• [Dataset records]:

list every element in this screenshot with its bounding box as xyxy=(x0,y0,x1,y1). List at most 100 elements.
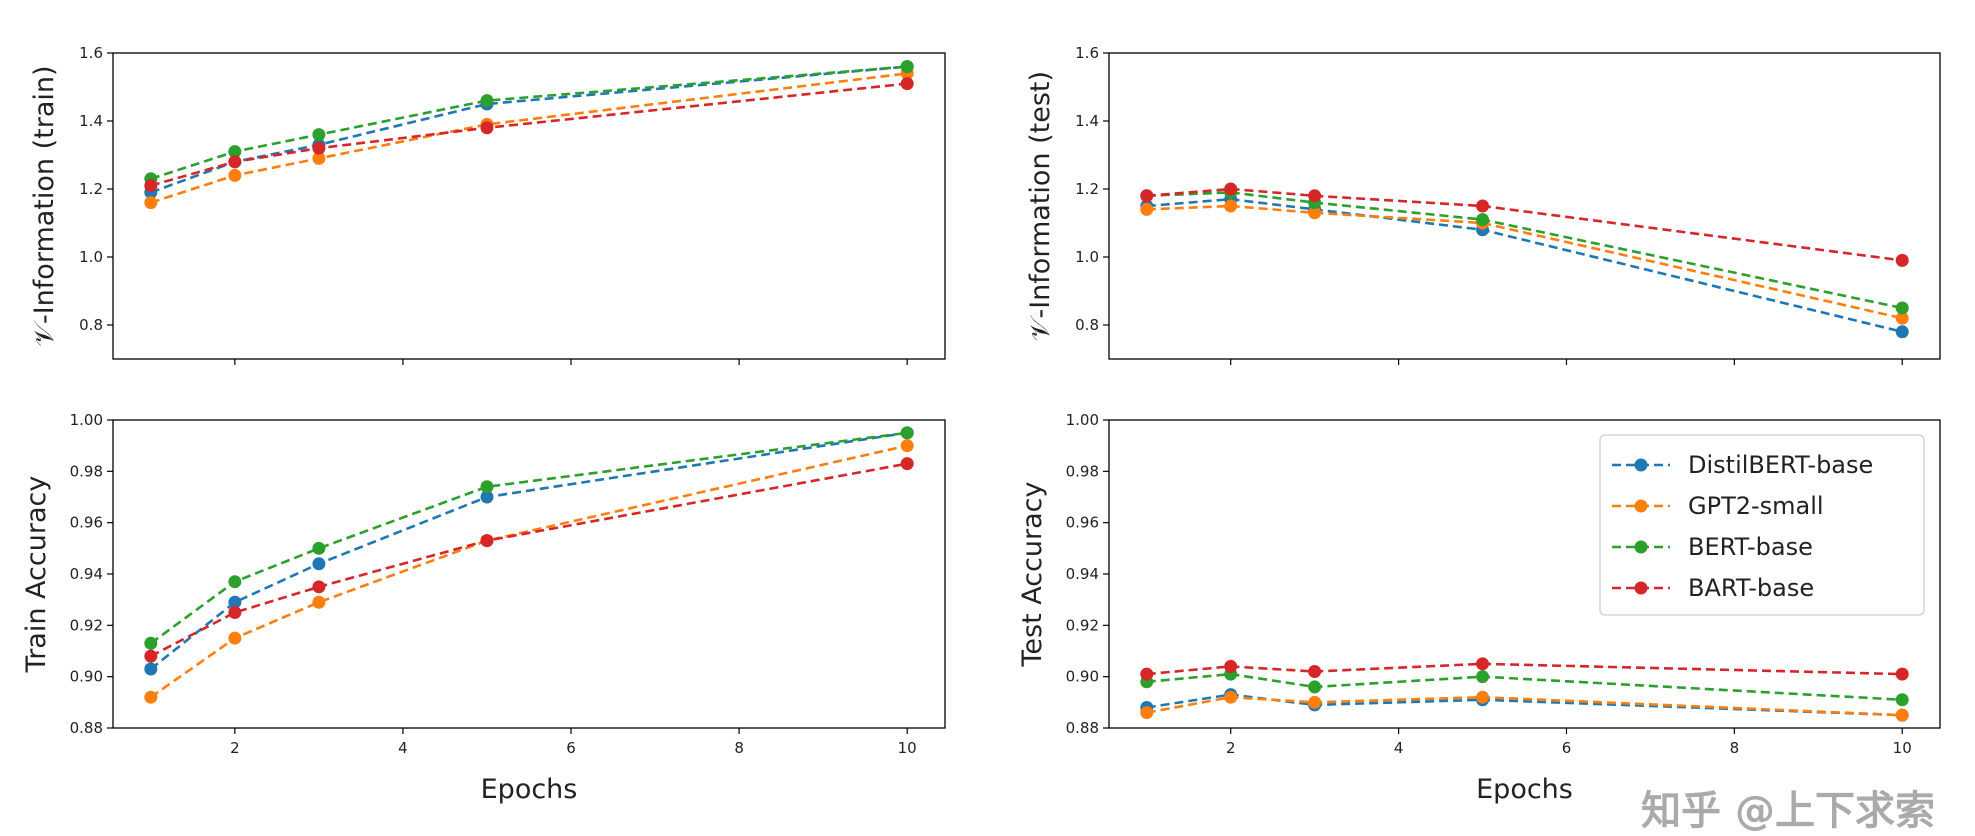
data-point xyxy=(144,196,158,210)
axes-frame xyxy=(1108,419,1941,729)
x-tick-label: 10 xyxy=(1893,739,1912,757)
y-tick-label: 0.8 xyxy=(79,316,103,334)
legend-marker xyxy=(1634,540,1648,554)
data-point xyxy=(1895,311,1909,325)
x-tick-label: 2 xyxy=(1226,739,1236,757)
series-line-bert-base xyxy=(1146,672,1903,702)
y-tick-label: 0.92 xyxy=(70,616,103,634)
legend-marker xyxy=(1634,581,1648,595)
series-line-distilbert-base xyxy=(150,65,908,194)
y-tick-label: 0.88 xyxy=(1066,719,1099,737)
legend-box xyxy=(1599,434,1925,616)
y-tick-label: 1.0 xyxy=(1075,248,1099,266)
y-tick-label: 1.0 xyxy=(79,248,103,266)
series-line-bert-base xyxy=(150,431,908,645)
y-tick-label: 0.96 xyxy=(1066,514,1099,532)
series-line-bart-base xyxy=(1146,662,1903,676)
x-tick-label: 8 xyxy=(734,739,744,757)
series-line-distilbert-base xyxy=(150,431,908,670)
data-point xyxy=(480,94,494,108)
y-axis-label: Test Accuracy xyxy=(1017,481,1048,667)
data-point xyxy=(228,145,242,159)
data-point xyxy=(900,426,914,440)
data-point xyxy=(1895,325,1909,339)
data-point xyxy=(1476,213,1490,227)
data-point xyxy=(144,636,158,650)
legend-marker xyxy=(1634,458,1648,472)
data-point xyxy=(144,662,158,676)
y-tick-label: 0.94 xyxy=(1066,565,1099,583)
data-point xyxy=(480,490,494,504)
data-point xyxy=(1224,659,1238,673)
legend-label: BART-base xyxy=(1688,574,1814,602)
series-line-gpt2-small xyxy=(1146,204,1903,320)
series-line-gpt2-small xyxy=(150,444,908,699)
y-tick-label: 1.2 xyxy=(79,180,103,198)
y-tick-label: 1.00 xyxy=(70,411,103,429)
series-line-gpt2-small xyxy=(1146,695,1903,717)
legend-label: DistilBERT-base xyxy=(1688,451,1873,479)
series-line-bert-base xyxy=(1146,191,1903,310)
data-point xyxy=(312,557,326,571)
y-axis-label: 𝒱-Information (train) xyxy=(29,65,60,346)
y-tick-label: 0.98 xyxy=(1066,462,1099,480)
data-point xyxy=(1308,665,1322,679)
x-tick-label: 6 xyxy=(1562,739,1572,757)
watermark: 知乎 @上下求索 xyxy=(1641,788,1935,832)
data-point xyxy=(228,168,242,182)
data-point xyxy=(1224,690,1238,704)
data-point xyxy=(1895,301,1909,315)
data-point xyxy=(144,690,158,704)
data-point xyxy=(144,179,158,193)
y-tick-label: 0.8 xyxy=(1075,316,1099,334)
data-point xyxy=(1308,695,1322,709)
x-tick-label: 10 xyxy=(898,739,917,757)
data-point xyxy=(480,121,494,135)
data-point xyxy=(480,480,494,494)
data-point xyxy=(1308,189,1322,203)
y-tick-label: 1.2 xyxy=(1075,180,1099,198)
data-point xyxy=(1895,708,1909,722)
data-point xyxy=(1308,680,1322,694)
y-tick-label: 1.6 xyxy=(1075,44,1099,62)
x-axis-label: Epochs xyxy=(1476,774,1573,805)
data-point xyxy=(1895,667,1909,681)
data-point xyxy=(144,649,158,663)
data-point xyxy=(312,141,326,155)
y-tick-label: 1.6 xyxy=(79,44,103,62)
data-point xyxy=(228,155,242,169)
data-point xyxy=(900,77,914,91)
data-point xyxy=(228,631,242,645)
axes-frame xyxy=(112,419,946,729)
y-axis-label: Train Accuracy xyxy=(21,476,52,674)
data-point xyxy=(1140,667,1154,681)
data-point xyxy=(312,151,326,165)
x-axis-label: Epochs xyxy=(481,774,578,805)
x-tick-label: 4 xyxy=(398,739,408,757)
data-point xyxy=(1140,706,1154,720)
y-tick-label: 0.92 xyxy=(1066,616,1099,634)
axes-frame xyxy=(112,52,946,360)
legend-label: BERT-base xyxy=(1688,533,1813,561)
y-tick-label: 1.4 xyxy=(1075,112,1099,130)
y-tick-label: 0.94 xyxy=(70,565,103,583)
data-point xyxy=(312,128,326,142)
data-point xyxy=(312,541,326,555)
data-point xyxy=(1476,670,1490,684)
data-point xyxy=(1476,690,1490,704)
data-point xyxy=(1895,253,1909,267)
legend-label: GPT2-small xyxy=(1688,492,1824,520)
y-axis-label: 𝒱-Information (test) xyxy=(1025,71,1056,341)
data-point xyxy=(312,580,326,594)
series-line-bart-base xyxy=(1146,187,1903,262)
data-point xyxy=(228,575,242,589)
series-line-distilbert-base xyxy=(1146,197,1903,334)
data-point xyxy=(228,606,242,619)
data-point xyxy=(480,534,494,548)
data-point xyxy=(1224,182,1238,196)
data-point xyxy=(900,439,914,453)
x-tick-label: 6 xyxy=(566,739,576,757)
data-point xyxy=(900,457,914,471)
series-line-gpt2-small xyxy=(150,72,908,204)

• [The request]:
Reproduce the listing with every "legend-label" switched to "legend-text" and everything else left unchanged. Omit the pictures.

• [Task answer]:
list every element in this screenshot with its bounding box as xyxy=(x0,y0,x1,y1). List at most 100 elements.
data-point xyxy=(144,196,158,210)
axes-frame xyxy=(1108,419,1941,729)
x-tick-label: 10 xyxy=(1893,739,1912,757)
y-tick-label: 0.8 xyxy=(79,316,103,334)
legend-marker xyxy=(1634,540,1648,554)
data-point xyxy=(1895,311,1909,325)
x-tick-label: 2 xyxy=(1226,739,1236,757)
series-line-bert-base xyxy=(1146,672,1903,702)
y-tick-label: 0.92 xyxy=(70,616,103,634)
legend-marker xyxy=(1634,581,1648,595)
series-line-distilbert-base xyxy=(150,65,908,194)
y-tick-label: 0.88 xyxy=(1066,719,1099,737)
legend-box xyxy=(1599,434,1925,616)
y-tick-label: 1.0 xyxy=(1075,248,1099,266)
y-tick-label: 1.0 xyxy=(79,248,103,266)
series-line-bert-base xyxy=(150,431,908,645)
y-tick-label: 0.96 xyxy=(1066,514,1099,532)
series-line-bart-base xyxy=(1146,662,1903,676)
x-tick-label: 8 xyxy=(734,739,744,757)
series-line-distilbert-base xyxy=(150,431,908,670)
data-point xyxy=(480,94,494,108)
y-axis-label: Test Accuracy xyxy=(1017,481,1048,667)
data-point xyxy=(228,145,242,159)
data-point xyxy=(900,426,914,440)
data-point xyxy=(1895,325,1909,339)
data-point xyxy=(1476,213,1490,227)
data-point xyxy=(144,636,158,650)
legend-marker xyxy=(1634,458,1648,472)
data-point xyxy=(144,662,158,676)
y-tick-label: 0.94 xyxy=(1066,565,1099,583)
data-point xyxy=(480,490,494,504)
data-point xyxy=(1224,659,1238,673)
legend-text: BART-base xyxy=(1688,574,1814,602)
series-line-gpt2-small xyxy=(1146,204,1903,320)
series-line-gpt2-small xyxy=(150,444,908,699)
y-tick-label: 1.2 xyxy=(79,180,103,198)
y-tick-label: 1.00 xyxy=(70,411,103,429)
series-line-gpt2-small xyxy=(1146,695,1903,717)
legend-text: DistilBERT-base xyxy=(1688,451,1873,479)
series-line-bert-base xyxy=(1146,191,1903,310)
data-point xyxy=(312,557,326,571)
y-axis-label: 𝒱-Information (train) xyxy=(29,65,60,346)
y-tick-label: 0.98 xyxy=(1066,462,1099,480)
data-point xyxy=(1308,665,1322,679)
x-tick-label: 6 xyxy=(1562,739,1572,757)
watermark: 知乎 @上下求索 xyxy=(1641,788,1935,832)
data-point xyxy=(228,168,242,182)
data-point xyxy=(1224,690,1238,704)
data-point xyxy=(1895,301,1909,315)
data-point xyxy=(144,690,158,704)
data-point xyxy=(144,179,158,193)
y-tick-label: 0.8 xyxy=(1075,316,1099,334)
data-point xyxy=(1308,695,1322,709)
x-tick-label: 10 xyxy=(898,739,917,757)
data-point xyxy=(480,121,494,135)
data-point xyxy=(480,480,494,494)
data-point xyxy=(1308,189,1322,203)
y-tick-label: 1.2 xyxy=(1075,180,1099,198)
data-point xyxy=(1895,708,1909,722)
data-point xyxy=(1308,680,1322,694)
y-tick-label: 1.6 xyxy=(1075,44,1099,62)
x-axis-label: Epochs xyxy=(1476,774,1573,805)
data-point xyxy=(1895,667,1909,681)
data-point xyxy=(144,649,158,663)
data-point xyxy=(312,141,326,155)
y-tick-label: 1.6 xyxy=(79,44,103,62)
data-point xyxy=(228,155,242,169)
data-point xyxy=(900,77,914,91)
data-point xyxy=(228,631,242,645)
axes-frame xyxy=(112,419,946,729)
y-axis-label: Train Accuracy xyxy=(21,476,52,674)
data-point xyxy=(1140,667,1154,681)
data-point xyxy=(312,151,326,165)
x-axis-label: Epochs xyxy=(481,774,578,805)
x-tick-label: 4 xyxy=(398,739,408,757)
data-point xyxy=(1140,706,1154,720)
y-tick-label: 0.92 xyxy=(1066,616,1099,634)
axes-frame xyxy=(112,52,946,360)
legend-text: BERT-base xyxy=(1688,533,1813,561)
y-tick-label: 1.4 xyxy=(1075,112,1099,130)
y-tick-label: 0.94 xyxy=(70,565,103,583)
data-point xyxy=(312,128,326,142)
data-point xyxy=(312,541,326,555)
data-point xyxy=(1476,670,1490,684)
data-point xyxy=(1476,690,1490,704)
data-point xyxy=(1895,253,1909,267)
legend-text: GPT2-small xyxy=(1688,492,1824,520)
y-axis-label: 𝒱-Information (test) xyxy=(1025,71,1056,341)
data-point xyxy=(312,580,326,594)
series-line-bart-base xyxy=(1146,187,1903,262)
data-point xyxy=(228,575,242,589)
series-line-distilbert-base xyxy=(1146,197,1903,334)
data-point xyxy=(228,606,242,619)
data-point xyxy=(480,534,494,548)
data-point xyxy=(1224,182,1238,196)
data-point xyxy=(900,439,914,453)
x-tick-label: 6 xyxy=(566,739,576,757)
data-point xyxy=(900,457,914,471)
series-line-gpt2-small xyxy=(150,72,908,204)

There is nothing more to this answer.